提示テキスト:
-------
IATF メールコンサルティングサービス

ISO9001のメールコンサルティングでよくある質問をFAQ形式で3つご紹介致します!もっと詳しく質問したい場合は、是非メールコンサルティングサービスをご活用くださいね!

7.2項の「力量」とは具体的に何ですか?

「力量」は、従業員が職務を効果的に遂行するために必要な知識、技能、経験を指します。ISO 9001では、業務品質に影響を与える役割を持つ人々の力量を明確にし、必要に応じて教育やトレーニングを実施することが求められます。

力量の評価はどのように行うべきですか?

力量の評価は、業務内容や顧客要求に対する適合性を基準に行います。具体例として、スキルマップやパフォーマンス評価表、資格の有無の確認が挙げられます。定期的な見直しも求められ、特に工程や技術の変化に対応する必要があります。

力量が不足していると判断された場合、どう対応すべきですか?
-------
抽出資料:

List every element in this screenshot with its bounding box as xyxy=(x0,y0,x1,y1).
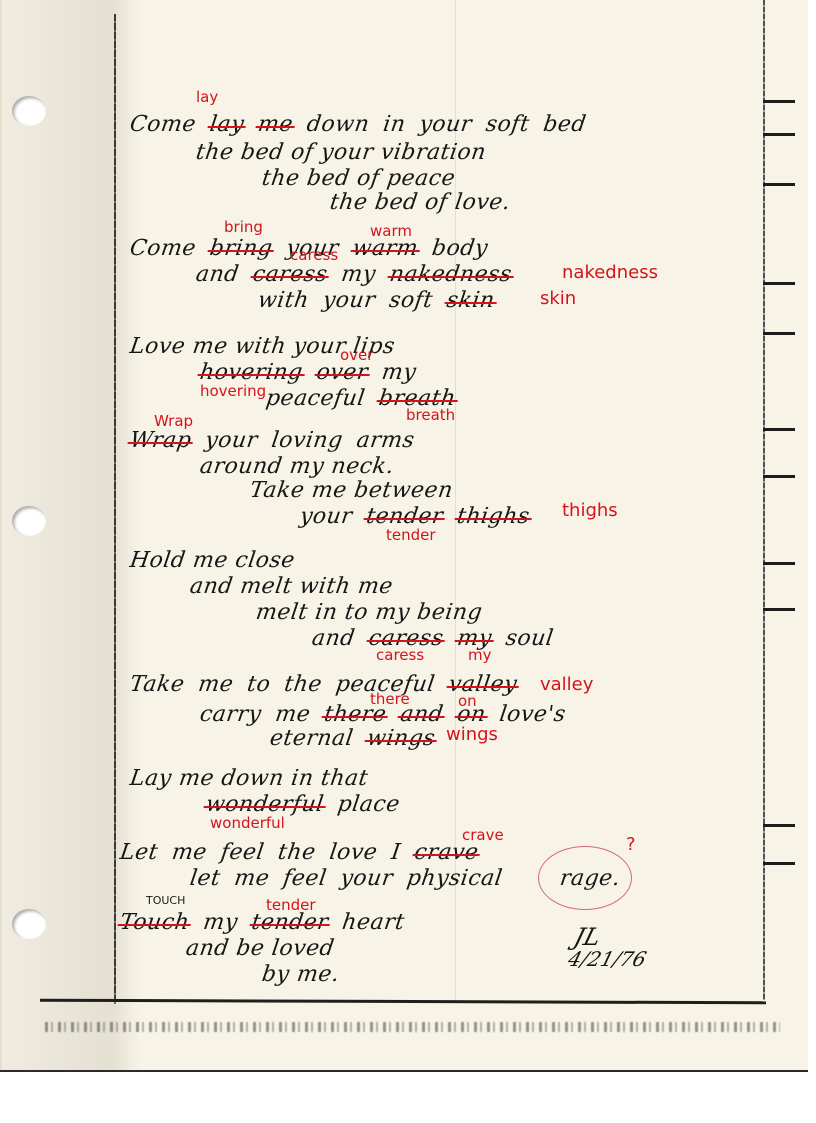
circled-word: rage. xyxy=(558,866,622,891)
lyric-line: melt in to my being xyxy=(254,600,484,625)
edit-my: my xyxy=(468,646,492,664)
lyric-line: Comelaymedowninyoursoftbed xyxy=(128,112,602,137)
lyric-line: withyoursoftskin xyxy=(256,288,510,313)
lyric-line: LetmefeeltheloveIcrave xyxy=(118,840,494,865)
edit-bring: bring xyxy=(224,218,263,236)
lyric-line: the bed of love. xyxy=(328,190,512,215)
lyric-line: and melt with me xyxy=(188,574,394,599)
edit-tender: tender xyxy=(386,526,436,544)
margin-tick xyxy=(763,824,795,827)
punch-hole-middle xyxy=(12,506,46,536)
margin-tick xyxy=(763,475,795,478)
lyric-line: Take me between xyxy=(248,478,454,503)
lyric-line: carrymethereandonlove's xyxy=(198,702,581,727)
lyric-line: the bed of your vibration xyxy=(194,140,487,165)
lyric-line: Wrapyourlovingarms xyxy=(128,428,430,453)
punch-hole-bottom xyxy=(12,909,46,939)
lyric-line: Lay me down in that xyxy=(128,766,370,791)
edit-touch: TOUCH xyxy=(146,894,185,907)
edit-breath: breath xyxy=(406,406,455,424)
margin-tick xyxy=(763,282,795,285)
right-margin-line xyxy=(763,0,765,1000)
lyric-line: by me. xyxy=(260,962,341,987)
margin-tick xyxy=(763,562,795,565)
margin-tick xyxy=(763,133,795,136)
edit-lay: lay xyxy=(196,88,218,106)
question-mark-annotation: ? xyxy=(626,834,636,855)
margin-tick xyxy=(763,183,795,186)
lyric-line: andcaressmysoul xyxy=(310,626,569,651)
margin-tick xyxy=(763,332,795,335)
edit-skin: skin xyxy=(540,288,576,309)
lyric-line: letmefeelyourphysical xyxy=(188,866,518,891)
signature: JL 4/21/76 xyxy=(566,925,655,969)
edit-wonderful: wonderful xyxy=(210,814,285,832)
edit-nakedness: nakedness xyxy=(562,262,658,283)
edit-wings: wings xyxy=(446,724,498,745)
left-margin-line xyxy=(114,14,116,1004)
lyric-line: the bed of peace xyxy=(260,166,457,191)
lyric-line: and be loved xyxy=(184,936,336,961)
signature-date: 4/21/76 xyxy=(566,949,648,969)
lyric-line: andcaressmynakedness xyxy=(194,262,527,287)
lyric-line: Touchmytenderheart xyxy=(118,910,420,935)
lyric-line: around my neck. xyxy=(198,454,395,479)
margin-tick xyxy=(763,428,795,431)
lyric-line: Hold me close xyxy=(128,548,296,573)
punch-hole-top xyxy=(12,96,46,126)
margin-tick xyxy=(763,100,795,103)
lyric-line: eternalwings xyxy=(268,726,451,751)
edit-valley: valley xyxy=(540,674,593,695)
copier-smudge xyxy=(45,1022,780,1032)
edit-thighs: thighs xyxy=(562,500,618,521)
signature-initials: JL xyxy=(571,925,655,949)
bottom-rule-line xyxy=(40,999,766,1005)
edit-caress: caress xyxy=(376,646,424,664)
margin-tick xyxy=(763,608,795,611)
margin-tick xyxy=(763,862,795,865)
edit-hovering: hovering xyxy=(200,382,266,400)
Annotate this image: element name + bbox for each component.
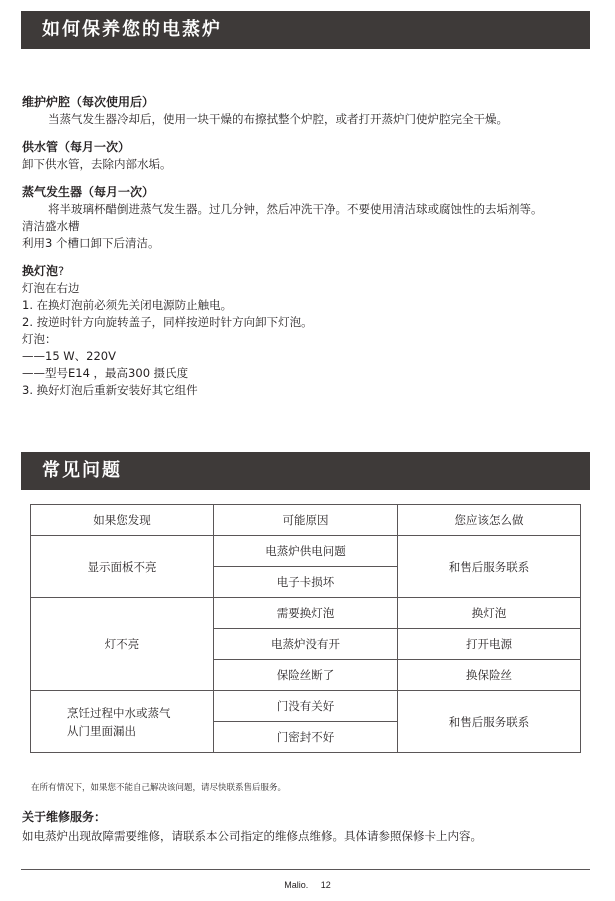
service-text: 如电蒸炉出现故障需要维修，请联系本公司指定的维修点维修。具体请参照保修卡上内容。: [22, 827, 482, 846]
header-action: 您应该怎么做: [398, 505, 581, 536]
problem-line-2: 从门里面漏出: [67, 722, 213, 740]
bulb-spec-label: 灯泡：: [22, 331, 543, 348]
table-row: 显示面板不亮 电蒸炉供电问题 和售后服务联系: [31, 536, 581, 567]
problem-cell: 显示面板不亮: [31, 536, 214, 598]
bulb-heading: 换灯泡: [22, 264, 58, 278]
bulb-spec-2: ——型号E14 ，最高300 摄氏度: [22, 365, 543, 382]
action-cell: 和售后服务联系: [398, 536, 581, 598]
page-footer: Malio. 12: [0, 880, 615, 890]
action-cell: 换灯泡: [398, 598, 581, 629]
cause-cell: 电子卡损坏: [214, 567, 398, 598]
generator-heading: 蒸气发生器（每月一次）: [22, 184, 543, 201]
faq-section-title: 常见问题: [42, 460, 122, 481]
action-cell: 打开电源: [398, 629, 581, 660]
cause-cell: 电蒸炉供电问题: [214, 536, 398, 567]
bulb-step-3: 3. 换好灯泡后重新安装好其它组件: [22, 382, 543, 399]
table-header-row: 如果您发现 可能原因 您应该怎么做: [31, 505, 581, 536]
bulb-step-2: 2. 按逆时针方向旋转盖子，同样按逆时针方向卸下灯泡。: [22, 314, 543, 331]
faq-table: 如果您发现 可能原因 您应该怎么做 显示面板不亮 电蒸炉供电问题 和售后服务联系…: [30, 504, 581, 753]
problem-cell: 烹饪过程中水或蒸气 从门里面漏出: [31, 691, 214, 753]
care-section-banner: 如何保养您的电蒸炉: [21, 11, 590, 49]
bulb-spec-1: ——15 W、220V: [22, 348, 543, 365]
service-heading: 关于维修服务：: [22, 808, 482, 827]
faq-note: 在所有情况下，如果您不能自己解决该问题，请尽快联系售后服务。: [31, 781, 286, 793]
footer-brand: Malio.: [284, 880, 308, 890]
table-row: 烹饪过程中水或蒸气 从门里面漏出 门没有关好 和售后服务联系: [31, 691, 581, 722]
service-section: 关于维修服务： 如电蒸炉出现故障需要维修，请联系本公司指定的维修点维修。具体请参…: [22, 808, 482, 846]
cavity-text: 当蒸气发生器冷却后，使用一块干燥的布擦拭整个炉腔，或者打开蒸炉门使炉腔完全干燥。: [22, 111, 543, 128]
tray-heading: 清洁盛水槽: [22, 218, 543, 235]
pipe-text: 卸下供水管，去除内部水垢。: [22, 156, 543, 173]
cause-cell: 需要换灯泡: [214, 598, 398, 629]
care-instructions: 维护炉腔（每次使用后） 当蒸气发生器冷却后，使用一块干燥的布擦拭整个炉腔，或者打…: [22, 94, 543, 399]
bulb-step-1: 1. 在换灯泡前必须先关闭电源防止触电。: [22, 297, 543, 314]
header-problem: 如果您发现: [31, 505, 214, 536]
generator-text: 将半玻璃杯醋倒进蒸气发生器。过几分钟，然后冲洗干净。不要使用清洁球或腐蚀性的去垢…: [22, 201, 543, 218]
table-row: 灯不亮 需要换灯泡 换灯泡: [31, 598, 581, 629]
cause-cell: 保险丝断了: [214, 660, 398, 691]
bulb-heading-line: 换灯泡?: [22, 263, 543, 280]
action-cell: 换保险丝: [398, 660, 581, 691]
cavity-heading: 维护炉腔（每次使用后）: [22, 94, 543, 111]
problem-cell: 灯不亮: [31, 598, 214, 691]
cause-cell: 门没有关好: [214, 691, 398, 722]
bulb-location: 灯泡在右边: [22, 280, 543, 297]
action-cell: 和售后服务联系: [398, 691, 581, 753]
header-cause: 可能原因: [214, 505, 398, 536]
pipe-heading: 供水管（每月一次）: [22, 139, 543, 156]
tray-text: 利用3 个槽口卸下后清洁。: [22, 235, 543, 252]
page-number: 12: [321, 880, 331, 890]
cause-cell: 电蒸炉没有开: [214, 629, 398, 660]
cause-cell: 门密封不好: [214, 722, 398, 753]
care-section-title: 如何保养您的电蒸炉: [42, 19, 222, 40]
faq-section-banner: 常见问题: [21, 452, 590, 490]
bulb-heading-suffix: ?: [58, 264, 64, 278]
footer-divider: [21, 869, 590, 870]
problem-line-1: 烹饪过程中水或蒸气: [67, 704, 213, 722]
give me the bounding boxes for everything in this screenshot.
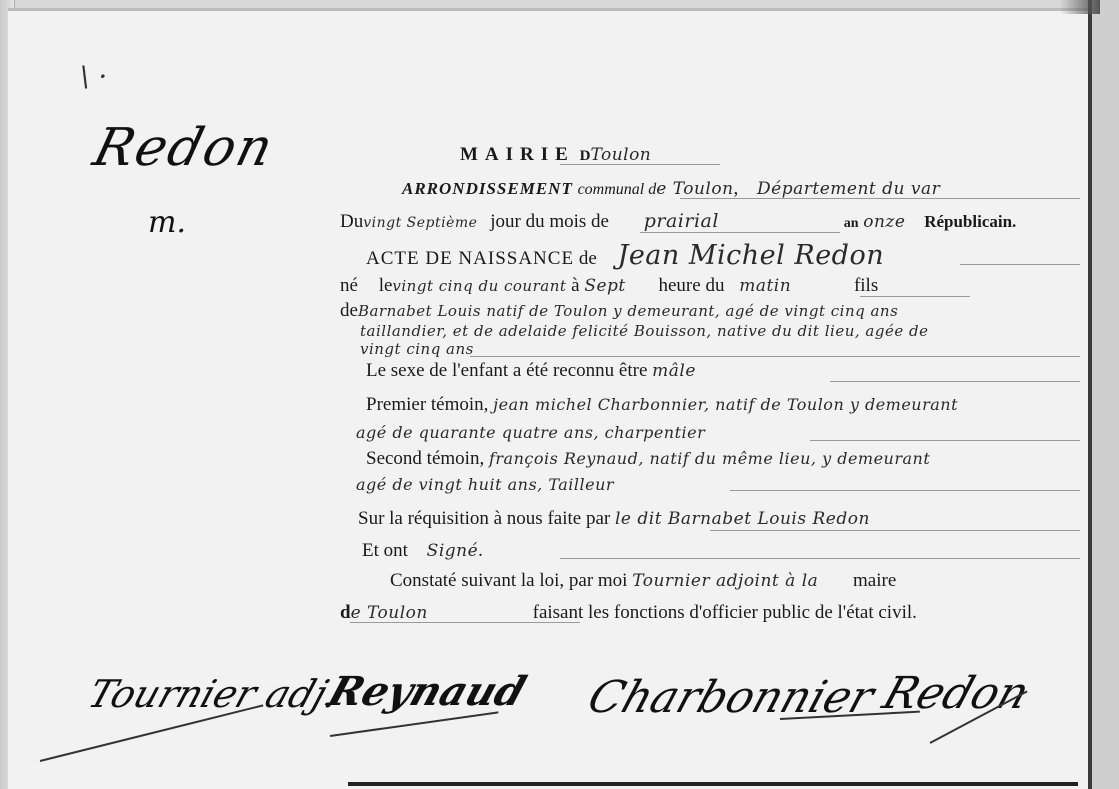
child-name: Jean Michel Redon — [618, 240, 885, 271]
date-month: prairial — [644, 210, 719, 232]
second-temoin-line-1: Second témoin, françois Reynaud, natif d… — [366, 448, 930, 470]
sexe-label: Le sexe de l'enfant a été reconnu être — [366, 360, 647, 381]
date-day: vingt Septième — [363, 215, 477, 231]
mairie-commune: Toulon — [590, 145, 651, 165]
date-mid: jour du mois de — [490, 211, 609, 232]
constate-tail: faisant les fonctions d'officier public … — [533, 602, 917, 623]
mairie-line: MAIRIE DToulon — [460, 144, 651, 166]
parents-line-1: deBarnabet Louis natif de Toulon y demeu… — [340, 300, 898, 322]
mairie-d: D — [580, 148, 591, 164]
page-right-edge — [1088, 0, 1119, 789]
margin-name: Redon — [88, 118, 281, 178]
parents-text-3: vingt cinq ans — [360, 340, 474, 358]
requisition-label: Sur la réquisition à nous faite par — [358, 508, 610, 529]
constate-d: d — [340, 602, 351, 623]
premier-temoin-label: Premier témoin, — [366, 394, 488, 415]
requisition-line: Sur la réquisition à nous faite par le d… — [358, 508, 870, 530]
margin-sub: m. — [148, 205, 186, 240]
sexe-value: mâle — [652, 361, 696, 381]
rule — [810, 440, 1080, 441]
rule — [960, 264, 1080, 265]
heure-label: heure — [659, 275, 701, 296]
constate-label: Constaté suivant la loi, par moi — [390, 570, 627, 591]
rule — [640, 232, 840, 233]
ne-label: né — [340, 275, 358, 296]
acte-de: de — [579, 248, 597, 269]
date-line: Duvingt Septième jour du mois de prairia… — [340, 210, 1016, 233]
constate-line-2: de Toulon faisant les fonctions d'offici… — [340, 602, 917, 624]
rule — [470, 356, 1080, 357]
premier-temoin-text-2: agé de quarante quatre ans, charpentier — [356, 423, 705, 442]
page-corner-shadow — [1060, 0, 1100, 14]
date-year: onze — [863, 212, 905, 232]
signature-tournier: Tournier adj. — [83, 672, 345, 716]
bottom-rule — [348, 782, 1078, 786]
margin-mark: \ · — [80, 60, 107, 93]
parents-text-1: Barnabet Louis natif de Toulon y demeura… — [358, 302, 898, 320]
birth-hour: Sept — [584, 276, 625, 296]
parents-de: de — [340, 300, 358, 321]
rule — [830, 381, 1080, 382]
arrondissement-label: ARRONDISSEMENT — [402, 179, 573, 198]
premier-temoin-line-2: agé de quarante quatre ans, charpentier — [356, 422, 705, 444]
departement-value: Département du var — [757, 179, 940, 199]
date-prefix: Du — [340, 211, 363, 232]
premier-temoin-line-1: Premier témoin, jean michel Charbonnier,… — [366, 394, 958, 416]
acte-label: ACTE DE NAISSANCE — [366, 248, 574, 269]
arrondissement-line: ARRONDISSEMENT communal de Toulon, Dépar… — [402, 178, 940, 200]
le-label: le — [379, 275, 393, 296]
rule — [730, 490, 1080, 491]
requisition-value: le dit Barnabet Louis Redon — [615, 509, 870, 529]
an-label: an — [844, 216, 859, 231]
du-label: du — [705, 275, 724, 296]
sexe-line: Le sexe de l'enfant a été reconnu être m… — [366, 360, 696, 382]
second-temoin-text-2: agé de vingt huit ans, Tailleur — [356, 475, 614, 494]
constate-value: Tournier adjoint à la — [632, 571, 818, 591]
birth-date: vingt cinq du courant — [392, 277, 566, 295]
signed-value: Signé — [427, 541, 478, 561]
rule — [710, 530, 1080, 531]
rule — [560, 558, 1080, 559]
rule — [860, 296, 970, 297]
arrondissement-value: e Toulon — [656, 179, 733, 199]
constate-commune: e Toulon — [351, 603, 428, 623]
second-temoin-label: Second témoin, — [366, 448, 484, 469]
fils-label: fils — [854, 275, 878, 296]
signed-line: Et ont Signé. — [362, 540, 483, 562]
constate-line-1: Constaté suivant la loi, par moi Tournie… — [390, 570, 896, 592]
date-suffix: Républicain. — [924, 212, 1016, 231]
signature-reynaud: Reynaud — [322, 668, 531, 715]
rule — [350, 622, 580, 623]
parents-line-3: vingt cinq ans — [360, 338, 474, 360]
ne-line: né levingt cinq du courant à Sept heure … — [340, 275, 878, 297]
a-label: à — [571, 275, 579, 296]
premier-temoin-text-1: jean michel Charbonnier, natif de Toulon… — [493, 395, 958, 414]
acte-line: ACTE DE NAISSANCE de Jean Michel Redon — [366, 240, 884, 271]
rule — [560, 164, 720, 165]
communal-label: communal d — [578, 181, 657, 198]
maire-label: maire — [853, 570, 896, 591]
rule — [680, 198, 1080, 199]
signed-label: Et ont — [362, 540, 408, 561]
birth-period: matin — [739, 276, 791, 296]
second-temoin-text-1: françois Reynaud, natif du même lieu, y … — [489, 449, 930, 468]
second-temoin-line-2: agé de vingt huit ans, Tailleur — [356, 474, 614, 496]
mairie-title: MAIRIE — [460, 144, 575, 165]
signed-end: . — [478, 540, 483, 561]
-------
記述課題:
#1 力量に関するFAQの要点を2文にまとめる。
#2 力量に関するFAQを、最後の文の後から書き継ぐ。
抽出資料は力量に関するFAQとは別個の資料である。

課題の解答:
#1 ISO 9001の7.2項でいう「力量」とは、従業員が職務を効果的に遂行するために必要な知識、技能、経験のことであり、業務品質に影響を与える役割を持つ人々の力量を明確にして、必要に応じて教育やトレーニングを実施することが求められる。力量の評価は業務内容や顧客要求に対する適合性を基準とし、スキルマップやパフォーマンス評価表、資格の有無の確認などで行い、工程や技術の変化に対応した定期的な見直しも求められる。

#2
不足が認められた場合、教育、トレーニング、OJT(On-the-Job Training)などを通じてスキルアップを行います。さらに、必要に応じて外部から専門家を招くことも検討とよいでしょう。これにより、力量を維持し、顧客満足と製品・サービスの品質向上を図っていきます(力量がないから駄目ではないく、スキルアップを目指すことが目的です)。

ISO9001:7.2項の力量:まとめ

ISO9001:7.2項の力量⑤

ISO9001:7.2項の力量の規格解釈および構築ポイントは如何でしたでしょうか?

組織の知識や責任と権限、そして教育のニーズをとらえるための認識の要求事項など、様々な条項とリンクしているのがISO9001:7.2項の力量です。

監査や審査でも指摘されやすい項目だからこそ、きちんとした構築が求められます。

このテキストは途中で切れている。